WHAT YOU ARE ASKED TO DO » Search the data for the string "Microsoft" and extract every line where it appears.

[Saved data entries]
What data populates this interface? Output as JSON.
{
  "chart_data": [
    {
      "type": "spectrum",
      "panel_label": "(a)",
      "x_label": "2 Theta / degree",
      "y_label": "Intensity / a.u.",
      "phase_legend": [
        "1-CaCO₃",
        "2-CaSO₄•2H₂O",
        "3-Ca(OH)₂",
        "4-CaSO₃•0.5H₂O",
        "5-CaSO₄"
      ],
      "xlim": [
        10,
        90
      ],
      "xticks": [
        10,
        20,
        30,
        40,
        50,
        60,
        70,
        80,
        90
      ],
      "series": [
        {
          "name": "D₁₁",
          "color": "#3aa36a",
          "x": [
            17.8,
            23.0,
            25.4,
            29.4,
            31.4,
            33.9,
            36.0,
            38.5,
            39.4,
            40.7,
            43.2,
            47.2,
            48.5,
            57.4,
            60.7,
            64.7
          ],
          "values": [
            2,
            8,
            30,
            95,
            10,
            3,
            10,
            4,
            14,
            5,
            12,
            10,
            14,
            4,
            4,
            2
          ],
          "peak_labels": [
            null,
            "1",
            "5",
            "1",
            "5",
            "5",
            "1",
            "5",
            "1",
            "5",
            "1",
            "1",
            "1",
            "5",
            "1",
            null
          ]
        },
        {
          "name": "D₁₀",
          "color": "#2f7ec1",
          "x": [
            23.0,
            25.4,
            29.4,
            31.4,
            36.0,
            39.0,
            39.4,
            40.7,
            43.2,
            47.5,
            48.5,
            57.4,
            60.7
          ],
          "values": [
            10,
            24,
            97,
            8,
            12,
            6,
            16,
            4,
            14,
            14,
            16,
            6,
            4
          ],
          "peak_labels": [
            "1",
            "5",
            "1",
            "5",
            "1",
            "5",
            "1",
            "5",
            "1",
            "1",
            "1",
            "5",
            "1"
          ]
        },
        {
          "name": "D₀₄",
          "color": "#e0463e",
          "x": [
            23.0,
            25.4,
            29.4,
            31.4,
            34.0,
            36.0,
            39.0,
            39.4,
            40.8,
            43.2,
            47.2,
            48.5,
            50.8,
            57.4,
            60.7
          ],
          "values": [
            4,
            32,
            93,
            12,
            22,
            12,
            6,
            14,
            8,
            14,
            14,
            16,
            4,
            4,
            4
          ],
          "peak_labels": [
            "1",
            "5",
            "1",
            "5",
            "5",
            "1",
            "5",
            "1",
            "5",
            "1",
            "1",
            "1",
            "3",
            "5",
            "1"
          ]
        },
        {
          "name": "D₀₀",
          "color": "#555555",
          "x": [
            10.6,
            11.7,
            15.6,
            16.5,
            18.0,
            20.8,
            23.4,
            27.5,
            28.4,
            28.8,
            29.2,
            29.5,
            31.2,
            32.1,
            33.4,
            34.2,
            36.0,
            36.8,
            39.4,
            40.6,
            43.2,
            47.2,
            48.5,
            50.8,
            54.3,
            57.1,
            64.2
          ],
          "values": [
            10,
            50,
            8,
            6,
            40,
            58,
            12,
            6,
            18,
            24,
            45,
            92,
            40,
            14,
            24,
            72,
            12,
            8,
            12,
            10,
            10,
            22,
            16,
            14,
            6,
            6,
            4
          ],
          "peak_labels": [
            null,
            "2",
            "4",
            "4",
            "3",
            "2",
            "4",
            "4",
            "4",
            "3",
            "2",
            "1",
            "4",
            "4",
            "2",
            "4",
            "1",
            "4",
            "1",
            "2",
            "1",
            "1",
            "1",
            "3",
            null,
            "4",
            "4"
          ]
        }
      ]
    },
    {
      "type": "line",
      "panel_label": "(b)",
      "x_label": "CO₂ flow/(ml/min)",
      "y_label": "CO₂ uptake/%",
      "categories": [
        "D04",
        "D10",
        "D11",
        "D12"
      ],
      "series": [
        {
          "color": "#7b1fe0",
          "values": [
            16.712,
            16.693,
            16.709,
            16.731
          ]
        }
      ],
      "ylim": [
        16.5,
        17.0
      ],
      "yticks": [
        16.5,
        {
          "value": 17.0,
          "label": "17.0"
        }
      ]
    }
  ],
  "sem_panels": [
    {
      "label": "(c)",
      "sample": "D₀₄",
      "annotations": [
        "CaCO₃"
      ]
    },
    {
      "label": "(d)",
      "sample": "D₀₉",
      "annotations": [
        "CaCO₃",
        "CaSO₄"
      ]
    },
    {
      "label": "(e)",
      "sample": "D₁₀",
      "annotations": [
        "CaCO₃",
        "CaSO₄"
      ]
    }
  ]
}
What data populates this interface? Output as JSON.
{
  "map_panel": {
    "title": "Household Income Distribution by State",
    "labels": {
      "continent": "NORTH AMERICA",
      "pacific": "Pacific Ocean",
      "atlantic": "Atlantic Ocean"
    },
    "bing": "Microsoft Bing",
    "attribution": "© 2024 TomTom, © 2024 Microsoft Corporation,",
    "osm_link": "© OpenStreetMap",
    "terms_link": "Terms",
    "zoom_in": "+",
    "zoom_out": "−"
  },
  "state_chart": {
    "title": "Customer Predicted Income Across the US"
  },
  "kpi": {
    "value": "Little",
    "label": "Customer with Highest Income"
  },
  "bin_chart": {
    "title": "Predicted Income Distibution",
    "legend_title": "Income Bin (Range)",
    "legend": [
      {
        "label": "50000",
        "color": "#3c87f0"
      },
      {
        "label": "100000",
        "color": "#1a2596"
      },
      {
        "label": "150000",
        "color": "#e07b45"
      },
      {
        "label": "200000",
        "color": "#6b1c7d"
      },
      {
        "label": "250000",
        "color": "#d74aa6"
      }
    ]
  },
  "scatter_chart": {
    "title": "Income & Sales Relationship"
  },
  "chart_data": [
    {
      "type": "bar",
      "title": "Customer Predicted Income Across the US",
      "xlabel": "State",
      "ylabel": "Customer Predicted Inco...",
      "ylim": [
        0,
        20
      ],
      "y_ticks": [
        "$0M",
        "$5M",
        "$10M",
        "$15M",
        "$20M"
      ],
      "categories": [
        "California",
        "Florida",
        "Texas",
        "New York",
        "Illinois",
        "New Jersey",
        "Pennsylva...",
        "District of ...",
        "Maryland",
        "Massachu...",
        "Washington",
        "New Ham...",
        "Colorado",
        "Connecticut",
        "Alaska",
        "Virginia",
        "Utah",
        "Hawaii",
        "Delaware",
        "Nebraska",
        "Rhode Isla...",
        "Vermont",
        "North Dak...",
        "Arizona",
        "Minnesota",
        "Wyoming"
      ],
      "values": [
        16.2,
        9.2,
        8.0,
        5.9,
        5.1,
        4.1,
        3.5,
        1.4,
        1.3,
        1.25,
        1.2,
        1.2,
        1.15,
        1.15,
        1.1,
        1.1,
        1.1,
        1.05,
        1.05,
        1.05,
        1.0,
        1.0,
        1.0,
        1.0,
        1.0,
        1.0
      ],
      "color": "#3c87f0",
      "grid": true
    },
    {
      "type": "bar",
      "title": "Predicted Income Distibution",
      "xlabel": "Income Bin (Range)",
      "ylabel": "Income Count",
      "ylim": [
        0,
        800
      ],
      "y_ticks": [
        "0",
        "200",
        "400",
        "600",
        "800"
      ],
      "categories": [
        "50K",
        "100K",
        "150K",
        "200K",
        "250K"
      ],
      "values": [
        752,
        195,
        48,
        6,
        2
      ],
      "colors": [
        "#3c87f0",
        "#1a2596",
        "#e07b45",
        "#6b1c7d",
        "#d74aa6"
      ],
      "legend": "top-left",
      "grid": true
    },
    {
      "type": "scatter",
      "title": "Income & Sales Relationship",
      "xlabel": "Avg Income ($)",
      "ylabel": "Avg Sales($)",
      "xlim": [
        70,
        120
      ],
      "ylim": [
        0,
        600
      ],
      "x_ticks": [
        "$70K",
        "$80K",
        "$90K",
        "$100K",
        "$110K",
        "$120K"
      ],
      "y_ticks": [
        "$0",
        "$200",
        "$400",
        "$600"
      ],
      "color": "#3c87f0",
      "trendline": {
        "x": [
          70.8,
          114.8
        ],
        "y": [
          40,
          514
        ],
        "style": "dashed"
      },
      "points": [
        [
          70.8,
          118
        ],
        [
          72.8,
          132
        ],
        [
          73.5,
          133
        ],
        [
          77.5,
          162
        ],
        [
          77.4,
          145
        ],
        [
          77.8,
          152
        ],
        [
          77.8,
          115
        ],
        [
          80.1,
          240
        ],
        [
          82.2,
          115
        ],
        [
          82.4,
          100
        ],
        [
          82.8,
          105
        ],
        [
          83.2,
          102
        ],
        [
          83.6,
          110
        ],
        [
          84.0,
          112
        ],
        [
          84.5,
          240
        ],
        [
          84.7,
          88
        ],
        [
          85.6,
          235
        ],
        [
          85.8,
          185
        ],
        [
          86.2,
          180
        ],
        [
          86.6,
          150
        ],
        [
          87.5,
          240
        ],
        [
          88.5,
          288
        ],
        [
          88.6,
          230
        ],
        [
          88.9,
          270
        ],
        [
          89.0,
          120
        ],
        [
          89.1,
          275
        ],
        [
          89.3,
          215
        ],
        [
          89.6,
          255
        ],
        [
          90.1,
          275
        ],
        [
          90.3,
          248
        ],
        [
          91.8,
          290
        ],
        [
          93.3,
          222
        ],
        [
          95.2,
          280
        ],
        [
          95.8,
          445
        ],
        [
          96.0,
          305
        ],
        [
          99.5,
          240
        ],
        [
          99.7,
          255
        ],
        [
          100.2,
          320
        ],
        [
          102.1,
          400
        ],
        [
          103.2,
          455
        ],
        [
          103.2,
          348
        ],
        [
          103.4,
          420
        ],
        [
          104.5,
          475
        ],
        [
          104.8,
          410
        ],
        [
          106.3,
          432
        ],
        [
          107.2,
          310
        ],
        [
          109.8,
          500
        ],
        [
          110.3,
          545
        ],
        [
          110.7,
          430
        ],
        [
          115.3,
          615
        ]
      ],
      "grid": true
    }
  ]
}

ANSWER TO THE PROBLEM »
    "bing": "Microsoft Bing",
    "attribution": "© 2024 TomTom, © 2024 Microsoft Corporation,",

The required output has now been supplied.